--- Text excerpt Enclosed Below ---
In fact: let’s start with that, shall we? However ‘lame’ and ‘timid’ the Nationalist government’s approach to Independence might have appeared, back in the early 1960s… I’m fairly convinced that Gorg Borg Olivier himself genuinely believed he was ‘acting in the national interest’, by accepting an accord which left large parts of the country still under British control (including, as it happens, the Head of State).

Admittedly, others such as Dom Mintoff saw things differently. But in all fairness, I can’t exactly criticise Borg Olivier for concluding that – all things considered – it did make a tiny amount of political sense, back then, to try and sever our ties with Britain as ‘amicably’, and ‘painlessly’, as possible.

And yes: I can also see Borg Olivier simultaneously reaching the conclusion that… if it serves my own interests, and also the country’s… then… erm… why the hell not, anyway?

As for Mintoff… let’s just say that he himself was so famous (or notorious) for ‘conflating the national interest with his own’, that it even became the title of a satirical publication in the 1970s: ‘Mhux Fl-Interess Tal-Poplu’…

But if there’s one example of this ‘national-versus-personal interest’ motif that truly stands out, it must be Eddie Fenech Adami: and in particular, his drive for Malta to join the European Union, between 1992 and 2003.
--- End of Enclosed Text excerpt ---
#### To do:
(a) In the text on Maltese political leaders, what was the title of the satirical publication from the 1970s?
(b) Reproduce the part of the text on Maltese political leaders between "In fact: let’s" and "Head of State).", inclusive.
--- Stored data Enclosed Below ---
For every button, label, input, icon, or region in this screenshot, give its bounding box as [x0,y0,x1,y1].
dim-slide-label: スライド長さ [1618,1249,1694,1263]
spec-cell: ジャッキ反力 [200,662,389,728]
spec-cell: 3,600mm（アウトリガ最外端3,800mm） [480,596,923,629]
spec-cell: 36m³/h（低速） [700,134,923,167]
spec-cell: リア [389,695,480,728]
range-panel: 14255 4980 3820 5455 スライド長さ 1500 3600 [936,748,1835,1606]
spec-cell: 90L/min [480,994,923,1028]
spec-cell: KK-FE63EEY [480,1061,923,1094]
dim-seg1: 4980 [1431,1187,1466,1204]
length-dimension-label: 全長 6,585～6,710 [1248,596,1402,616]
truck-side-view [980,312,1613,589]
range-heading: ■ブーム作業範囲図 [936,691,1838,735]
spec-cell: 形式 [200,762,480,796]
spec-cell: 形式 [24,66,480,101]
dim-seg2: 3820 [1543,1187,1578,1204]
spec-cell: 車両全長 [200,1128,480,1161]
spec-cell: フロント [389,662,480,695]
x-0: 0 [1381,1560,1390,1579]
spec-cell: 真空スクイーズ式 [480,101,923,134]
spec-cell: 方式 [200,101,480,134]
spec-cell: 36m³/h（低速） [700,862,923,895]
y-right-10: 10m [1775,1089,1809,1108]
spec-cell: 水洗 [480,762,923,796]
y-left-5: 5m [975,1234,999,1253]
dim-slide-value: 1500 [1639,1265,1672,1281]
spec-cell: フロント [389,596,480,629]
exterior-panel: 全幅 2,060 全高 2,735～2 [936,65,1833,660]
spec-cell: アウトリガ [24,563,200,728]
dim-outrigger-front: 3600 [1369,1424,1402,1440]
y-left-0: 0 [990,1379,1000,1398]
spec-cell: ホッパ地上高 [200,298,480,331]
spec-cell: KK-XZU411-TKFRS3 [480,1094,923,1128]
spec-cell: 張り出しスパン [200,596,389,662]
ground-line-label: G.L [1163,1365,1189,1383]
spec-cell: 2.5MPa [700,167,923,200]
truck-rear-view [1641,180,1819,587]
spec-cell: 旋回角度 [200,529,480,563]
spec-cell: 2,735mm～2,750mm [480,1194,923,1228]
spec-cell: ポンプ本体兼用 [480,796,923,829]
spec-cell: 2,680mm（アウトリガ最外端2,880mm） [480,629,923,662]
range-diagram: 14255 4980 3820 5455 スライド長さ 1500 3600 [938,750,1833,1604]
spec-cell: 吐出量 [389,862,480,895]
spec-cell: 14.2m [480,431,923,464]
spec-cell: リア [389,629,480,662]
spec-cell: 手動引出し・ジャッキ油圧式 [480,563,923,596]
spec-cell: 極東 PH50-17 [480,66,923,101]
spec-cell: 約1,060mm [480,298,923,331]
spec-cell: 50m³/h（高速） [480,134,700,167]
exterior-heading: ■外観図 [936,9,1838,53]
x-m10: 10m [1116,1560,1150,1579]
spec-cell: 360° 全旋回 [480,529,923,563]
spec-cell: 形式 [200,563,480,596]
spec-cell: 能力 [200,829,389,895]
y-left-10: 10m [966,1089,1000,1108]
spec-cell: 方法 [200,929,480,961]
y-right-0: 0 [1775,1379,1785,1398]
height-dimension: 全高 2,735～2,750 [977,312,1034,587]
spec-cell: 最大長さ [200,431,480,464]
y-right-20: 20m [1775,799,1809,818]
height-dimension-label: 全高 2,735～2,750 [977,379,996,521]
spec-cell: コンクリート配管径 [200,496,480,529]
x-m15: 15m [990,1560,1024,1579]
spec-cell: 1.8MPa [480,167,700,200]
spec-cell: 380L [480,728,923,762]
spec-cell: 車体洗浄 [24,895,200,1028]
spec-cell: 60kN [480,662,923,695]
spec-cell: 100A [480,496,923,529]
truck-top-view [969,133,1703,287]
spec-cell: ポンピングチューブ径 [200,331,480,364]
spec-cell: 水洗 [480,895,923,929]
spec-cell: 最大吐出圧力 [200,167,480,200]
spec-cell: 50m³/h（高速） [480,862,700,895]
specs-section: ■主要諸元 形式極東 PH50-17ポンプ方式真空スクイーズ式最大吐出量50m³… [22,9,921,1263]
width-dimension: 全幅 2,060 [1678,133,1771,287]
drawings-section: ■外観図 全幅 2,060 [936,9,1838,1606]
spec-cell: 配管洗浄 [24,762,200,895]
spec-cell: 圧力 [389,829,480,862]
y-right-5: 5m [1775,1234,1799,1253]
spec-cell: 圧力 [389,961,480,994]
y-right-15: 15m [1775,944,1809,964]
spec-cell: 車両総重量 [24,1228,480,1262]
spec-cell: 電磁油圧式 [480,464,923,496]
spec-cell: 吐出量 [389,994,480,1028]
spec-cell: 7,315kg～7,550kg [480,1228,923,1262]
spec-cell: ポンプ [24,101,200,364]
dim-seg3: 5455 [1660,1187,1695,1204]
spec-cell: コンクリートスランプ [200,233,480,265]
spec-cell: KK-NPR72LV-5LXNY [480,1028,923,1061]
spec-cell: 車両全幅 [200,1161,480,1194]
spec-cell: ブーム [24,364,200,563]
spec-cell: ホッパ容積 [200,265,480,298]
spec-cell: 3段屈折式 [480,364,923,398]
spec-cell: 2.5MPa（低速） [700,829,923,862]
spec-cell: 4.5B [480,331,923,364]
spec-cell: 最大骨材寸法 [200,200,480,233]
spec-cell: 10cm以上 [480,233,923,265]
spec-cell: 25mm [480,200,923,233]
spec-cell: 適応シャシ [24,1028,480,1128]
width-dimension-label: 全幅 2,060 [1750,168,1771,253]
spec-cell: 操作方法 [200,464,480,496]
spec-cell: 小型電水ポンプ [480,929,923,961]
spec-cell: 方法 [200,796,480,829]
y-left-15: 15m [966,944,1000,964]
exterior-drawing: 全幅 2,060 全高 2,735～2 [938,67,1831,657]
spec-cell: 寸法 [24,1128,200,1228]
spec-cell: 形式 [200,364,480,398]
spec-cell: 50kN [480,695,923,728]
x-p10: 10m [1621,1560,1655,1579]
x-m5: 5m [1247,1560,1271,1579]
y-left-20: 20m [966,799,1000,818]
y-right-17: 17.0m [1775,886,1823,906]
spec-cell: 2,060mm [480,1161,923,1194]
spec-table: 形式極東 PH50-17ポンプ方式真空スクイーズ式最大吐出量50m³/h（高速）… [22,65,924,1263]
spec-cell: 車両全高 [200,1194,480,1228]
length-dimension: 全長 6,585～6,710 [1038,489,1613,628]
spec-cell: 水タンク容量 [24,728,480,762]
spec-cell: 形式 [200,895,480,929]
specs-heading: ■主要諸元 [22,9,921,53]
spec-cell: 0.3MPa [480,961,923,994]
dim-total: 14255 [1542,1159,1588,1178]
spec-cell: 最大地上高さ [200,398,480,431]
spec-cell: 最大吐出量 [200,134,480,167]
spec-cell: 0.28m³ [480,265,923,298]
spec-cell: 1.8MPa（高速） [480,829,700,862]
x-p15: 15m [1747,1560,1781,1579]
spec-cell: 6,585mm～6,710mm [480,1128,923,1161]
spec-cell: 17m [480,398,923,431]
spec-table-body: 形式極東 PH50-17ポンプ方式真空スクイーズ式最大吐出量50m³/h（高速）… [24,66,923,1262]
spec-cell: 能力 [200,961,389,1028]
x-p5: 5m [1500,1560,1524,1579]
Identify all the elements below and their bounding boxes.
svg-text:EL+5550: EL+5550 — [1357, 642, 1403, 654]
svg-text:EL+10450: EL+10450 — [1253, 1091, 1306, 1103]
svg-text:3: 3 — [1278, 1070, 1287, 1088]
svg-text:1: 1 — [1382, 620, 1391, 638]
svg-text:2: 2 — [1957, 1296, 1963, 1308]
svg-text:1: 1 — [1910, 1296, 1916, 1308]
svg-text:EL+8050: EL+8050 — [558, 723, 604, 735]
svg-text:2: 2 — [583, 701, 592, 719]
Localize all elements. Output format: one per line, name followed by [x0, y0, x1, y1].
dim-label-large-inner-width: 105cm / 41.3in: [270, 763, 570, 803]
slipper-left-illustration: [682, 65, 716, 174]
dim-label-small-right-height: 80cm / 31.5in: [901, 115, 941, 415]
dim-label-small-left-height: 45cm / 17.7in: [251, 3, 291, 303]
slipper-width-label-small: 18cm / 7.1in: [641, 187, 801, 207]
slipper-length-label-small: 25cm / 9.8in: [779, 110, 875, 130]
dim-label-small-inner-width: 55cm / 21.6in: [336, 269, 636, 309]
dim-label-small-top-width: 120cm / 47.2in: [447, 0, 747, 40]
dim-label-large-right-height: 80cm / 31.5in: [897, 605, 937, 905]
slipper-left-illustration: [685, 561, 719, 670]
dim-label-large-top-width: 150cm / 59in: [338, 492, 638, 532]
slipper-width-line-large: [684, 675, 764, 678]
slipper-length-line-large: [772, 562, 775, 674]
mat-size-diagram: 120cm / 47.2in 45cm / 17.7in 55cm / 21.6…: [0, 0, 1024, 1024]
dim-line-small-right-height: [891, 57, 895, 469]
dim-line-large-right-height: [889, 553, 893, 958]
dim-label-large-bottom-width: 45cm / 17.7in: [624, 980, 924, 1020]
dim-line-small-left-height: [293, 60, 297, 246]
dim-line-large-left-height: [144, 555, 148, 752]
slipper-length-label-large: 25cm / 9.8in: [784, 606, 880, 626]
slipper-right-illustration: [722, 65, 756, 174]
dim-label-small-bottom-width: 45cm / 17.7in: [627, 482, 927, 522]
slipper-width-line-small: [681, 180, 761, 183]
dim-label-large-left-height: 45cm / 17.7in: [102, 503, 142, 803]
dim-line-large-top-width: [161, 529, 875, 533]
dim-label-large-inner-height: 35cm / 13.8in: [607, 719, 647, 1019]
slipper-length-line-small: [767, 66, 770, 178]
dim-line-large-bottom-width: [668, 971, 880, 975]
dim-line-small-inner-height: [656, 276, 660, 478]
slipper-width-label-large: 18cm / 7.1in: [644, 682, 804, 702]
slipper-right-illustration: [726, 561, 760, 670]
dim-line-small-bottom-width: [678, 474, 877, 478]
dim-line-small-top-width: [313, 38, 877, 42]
--- End of Enclosed Stored data ---
#### Responses by task:
(a) 'Mhux Fl-Interess Tal-Poplu'

(b)
In fact: let’s start with that, shall we? However ‘lame’ and ‘timid’ the Nationalist government’s approach to Independence might have appeared, back in the early 1960s… I’m fairly convinced that Gorg Borg Olivier himself genuinely believed he was ‘acting in the national interest’, by accepting an accord which left large parts of the country still under British control (including, as it happens, the Head of State).